>> Begin Data for this task

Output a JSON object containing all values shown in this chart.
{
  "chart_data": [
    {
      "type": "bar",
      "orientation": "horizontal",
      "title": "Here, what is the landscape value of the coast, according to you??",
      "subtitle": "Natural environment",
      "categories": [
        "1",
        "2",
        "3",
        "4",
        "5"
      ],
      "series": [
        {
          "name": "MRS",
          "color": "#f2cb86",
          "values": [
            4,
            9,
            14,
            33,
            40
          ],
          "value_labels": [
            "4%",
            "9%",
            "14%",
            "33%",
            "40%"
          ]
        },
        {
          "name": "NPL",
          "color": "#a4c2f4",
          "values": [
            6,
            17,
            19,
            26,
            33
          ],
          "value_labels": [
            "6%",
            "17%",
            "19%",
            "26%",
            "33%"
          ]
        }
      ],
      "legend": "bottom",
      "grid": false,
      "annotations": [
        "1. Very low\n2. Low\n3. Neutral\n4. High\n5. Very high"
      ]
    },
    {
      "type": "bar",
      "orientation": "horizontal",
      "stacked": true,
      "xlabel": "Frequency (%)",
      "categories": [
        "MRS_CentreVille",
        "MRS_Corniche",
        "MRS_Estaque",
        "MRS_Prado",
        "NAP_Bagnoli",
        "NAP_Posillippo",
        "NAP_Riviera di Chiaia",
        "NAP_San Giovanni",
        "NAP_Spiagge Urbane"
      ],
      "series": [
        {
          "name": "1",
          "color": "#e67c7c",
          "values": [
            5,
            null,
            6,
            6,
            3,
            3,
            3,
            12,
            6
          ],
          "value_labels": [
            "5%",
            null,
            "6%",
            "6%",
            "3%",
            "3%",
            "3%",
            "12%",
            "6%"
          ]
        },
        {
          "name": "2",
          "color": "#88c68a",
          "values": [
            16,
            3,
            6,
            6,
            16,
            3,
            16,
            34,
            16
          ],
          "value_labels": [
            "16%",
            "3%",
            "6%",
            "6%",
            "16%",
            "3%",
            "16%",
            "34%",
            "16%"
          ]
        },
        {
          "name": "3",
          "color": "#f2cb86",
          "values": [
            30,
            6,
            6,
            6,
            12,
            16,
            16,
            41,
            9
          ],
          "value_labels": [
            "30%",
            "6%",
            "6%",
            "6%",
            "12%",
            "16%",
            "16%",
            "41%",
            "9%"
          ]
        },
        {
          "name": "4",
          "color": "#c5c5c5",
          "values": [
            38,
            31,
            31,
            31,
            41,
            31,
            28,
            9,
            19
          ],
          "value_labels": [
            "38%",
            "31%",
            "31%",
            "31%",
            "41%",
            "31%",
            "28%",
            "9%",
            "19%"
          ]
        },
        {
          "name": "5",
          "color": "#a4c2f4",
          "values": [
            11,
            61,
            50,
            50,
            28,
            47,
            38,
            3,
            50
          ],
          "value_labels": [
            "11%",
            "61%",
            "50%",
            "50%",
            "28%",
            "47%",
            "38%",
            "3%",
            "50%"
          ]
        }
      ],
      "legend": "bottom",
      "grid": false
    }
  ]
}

>> End Data for this task

▶ Prompt
Reproduce each entry exactly, leaving out nothing.

▶ In response
Output a JSON object containing all values shown in this chart.
{
  "chart_data": [
    {
      "type": "bar",
      "orientation": "horizontal",
      "title": "Here, what is the landscape value of the coast, according to you??",
      "subtitle": "Natural environment",
      "categories": [
        "1",
        "2",
        "3",
        "4",
        "5"
      ],
      "series": [
        {
          "name": "MRS",
          "color": "#f2cb86",
          "values": [
            4,
            9,
            14,
            33,
            40
          ],
          "value_labels": [
            "4%",
            "9%",
            "14%",
            "33%",
            "40%"
          ]
        },
        {
          "name": "NPL",
          "color": "#a4c2f4",
          "values": [
            6,
            17,
            19,
            26,
            33
          ],
          "value_labels": [
            "6%",
            "17%",
            "19%",
            "26%",
            "33%"
          ]
        }
      ],
      "legend": "bottom",
      "grid": false,
      "annotations": [
        "1. Very low\n2. Low\n3. Neutral\n4. High\n5. Very high"
      ]
    },
    {
      "type": "bar",
      "orientation": "horizontal",
      "stacked": true,
      "xlabel": "Frequency (%)",
      "categories": [
        "MRS_CentreVille",
        "MRS_Corniche",
        "MRS_Estaque",
        "MRS_Prado",
        "NAP_Bagnoli",
        "NAP_Posillippo",
        "NAP_Riviera di Chiaia",
        "NAP_San Giovanni",
        "NAP_Spiagge Urbane"
      ],
      "series": [
        {
          "name": "1",
          "color": "#e67c7c",
          "values": [
            5,
            null,
            6,
            6,
            3,
            3,
            3,
            12,
            6
          ],
          "value_labels": [
            "5%",
            null,
            "6%",
            "6%",
            "3%",
            "3%",
            "3%",
            "12%",
            "6%"
          ]
        },
        {
          "name": "2",
          "color": "#88c68a",
          "values": [
            16,
            3,
            6,
            6,
            16,
            3,
            16,
            34,
            16
          ],
          "value_labels": [
            "16%",
            "3%",
            "6%",
            "6%",
            "16%",
            "3%",
            "16%",
            "34%",
            "16%"
          ]
        },
        {
          "name": "3",
          "color": "#f2cb86",
          "values": [
            30,
            6,
            6,
            6,
            12,
            16,
            16,
            41,
            9
          ],
          "value_labels": [
            "30%",
            "6%",
            "6%",
            "6%",
            "12%",
            "16%",
            "16%",
            "41%",
            "9%"
          ]
        },
        {
          "name": "4",
          "color": "#c5c5c5",
          "values": [
            38,
            31,
            31,
            31,
            41,
            31,
            28,
            9,
            19
          ],
          "value_labels": [
            "38%",
            "31%",
            "31%",
            "31%",
            "41%",
            "31%",
            "28%",
            "9%",
            "19%"
          ]
        },
        {
          "name": "5",
          "color": "#a4c2f4",
          "values": [
            11,
            61,
            50,
            50,
            28,
            47,
            38,
            3,
            50
          ],
          "value_labels": [
            "11%",
            "61%",
            "50%",
            "50%",
            "28%",
            "47%",
            "38%",
            "3%",
            "50%"
          ]
        }
      ],
      "legend": "bottom",
      "grid": false
    }
  ]
}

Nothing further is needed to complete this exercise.